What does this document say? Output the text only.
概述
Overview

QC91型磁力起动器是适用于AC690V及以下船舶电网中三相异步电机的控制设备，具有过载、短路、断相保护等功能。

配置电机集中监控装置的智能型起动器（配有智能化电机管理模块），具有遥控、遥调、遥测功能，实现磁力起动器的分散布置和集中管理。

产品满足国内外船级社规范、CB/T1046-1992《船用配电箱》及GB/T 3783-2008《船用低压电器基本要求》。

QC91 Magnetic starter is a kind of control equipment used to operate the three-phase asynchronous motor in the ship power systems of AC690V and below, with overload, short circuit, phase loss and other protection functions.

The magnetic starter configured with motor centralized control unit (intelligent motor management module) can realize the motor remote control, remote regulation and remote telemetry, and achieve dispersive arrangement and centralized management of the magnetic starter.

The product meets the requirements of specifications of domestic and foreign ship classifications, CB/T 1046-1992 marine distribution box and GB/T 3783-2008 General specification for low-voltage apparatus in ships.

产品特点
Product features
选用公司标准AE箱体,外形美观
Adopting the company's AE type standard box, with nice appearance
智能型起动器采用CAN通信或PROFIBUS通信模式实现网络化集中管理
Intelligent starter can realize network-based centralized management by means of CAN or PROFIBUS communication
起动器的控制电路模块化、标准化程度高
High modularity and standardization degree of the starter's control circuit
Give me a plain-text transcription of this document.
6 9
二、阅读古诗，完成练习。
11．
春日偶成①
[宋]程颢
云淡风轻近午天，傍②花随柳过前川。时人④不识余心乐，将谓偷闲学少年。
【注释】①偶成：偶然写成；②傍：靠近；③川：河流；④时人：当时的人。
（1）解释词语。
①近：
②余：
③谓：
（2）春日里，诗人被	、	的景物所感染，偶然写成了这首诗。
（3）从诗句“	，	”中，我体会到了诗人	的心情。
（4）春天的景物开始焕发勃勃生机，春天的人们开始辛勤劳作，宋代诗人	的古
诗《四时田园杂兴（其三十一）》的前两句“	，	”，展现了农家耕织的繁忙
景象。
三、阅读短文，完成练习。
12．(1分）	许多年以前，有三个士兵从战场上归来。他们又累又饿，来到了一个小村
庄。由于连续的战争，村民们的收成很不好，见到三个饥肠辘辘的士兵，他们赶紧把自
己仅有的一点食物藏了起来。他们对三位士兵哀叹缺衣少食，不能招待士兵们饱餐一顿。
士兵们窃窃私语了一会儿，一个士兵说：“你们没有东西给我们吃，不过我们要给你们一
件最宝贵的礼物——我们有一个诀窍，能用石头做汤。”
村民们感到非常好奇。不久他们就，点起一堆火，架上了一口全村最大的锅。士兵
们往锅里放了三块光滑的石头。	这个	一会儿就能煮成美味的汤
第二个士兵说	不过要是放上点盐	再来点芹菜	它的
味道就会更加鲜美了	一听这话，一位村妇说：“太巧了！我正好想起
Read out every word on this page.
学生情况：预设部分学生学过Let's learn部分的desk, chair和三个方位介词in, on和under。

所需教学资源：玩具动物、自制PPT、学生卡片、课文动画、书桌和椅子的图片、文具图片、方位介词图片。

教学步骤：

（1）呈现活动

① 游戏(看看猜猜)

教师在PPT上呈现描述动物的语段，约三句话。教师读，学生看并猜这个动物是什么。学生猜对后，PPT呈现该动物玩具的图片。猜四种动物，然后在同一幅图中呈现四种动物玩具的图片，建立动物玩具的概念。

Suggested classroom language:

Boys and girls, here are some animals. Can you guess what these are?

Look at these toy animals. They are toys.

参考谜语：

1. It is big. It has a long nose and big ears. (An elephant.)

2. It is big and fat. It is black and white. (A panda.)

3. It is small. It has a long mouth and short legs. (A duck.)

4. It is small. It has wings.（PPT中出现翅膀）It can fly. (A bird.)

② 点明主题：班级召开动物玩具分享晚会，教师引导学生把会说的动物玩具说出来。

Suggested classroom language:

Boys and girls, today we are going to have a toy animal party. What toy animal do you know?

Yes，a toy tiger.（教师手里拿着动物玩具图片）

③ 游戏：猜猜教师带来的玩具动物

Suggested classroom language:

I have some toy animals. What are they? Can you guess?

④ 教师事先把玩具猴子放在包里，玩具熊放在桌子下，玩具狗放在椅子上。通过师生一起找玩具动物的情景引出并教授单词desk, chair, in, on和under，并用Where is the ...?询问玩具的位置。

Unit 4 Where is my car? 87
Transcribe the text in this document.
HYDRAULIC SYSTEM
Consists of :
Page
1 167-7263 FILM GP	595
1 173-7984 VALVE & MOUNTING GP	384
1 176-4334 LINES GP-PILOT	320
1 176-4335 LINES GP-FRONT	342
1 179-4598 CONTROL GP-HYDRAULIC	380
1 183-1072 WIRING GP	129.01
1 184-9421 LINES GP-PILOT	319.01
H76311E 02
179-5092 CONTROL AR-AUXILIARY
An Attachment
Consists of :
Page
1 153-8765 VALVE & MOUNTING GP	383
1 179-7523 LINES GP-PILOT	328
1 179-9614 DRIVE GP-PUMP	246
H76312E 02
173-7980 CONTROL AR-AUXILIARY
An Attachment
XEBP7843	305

▸ OBJECTIVE
Sift the material for lines with the string "text". Copy each one found.

▸ RESULT FOR THIS TASK
What does this document say? Output the text only.
Give me a plain-text transcription of this document.
Transcribe the text in this document.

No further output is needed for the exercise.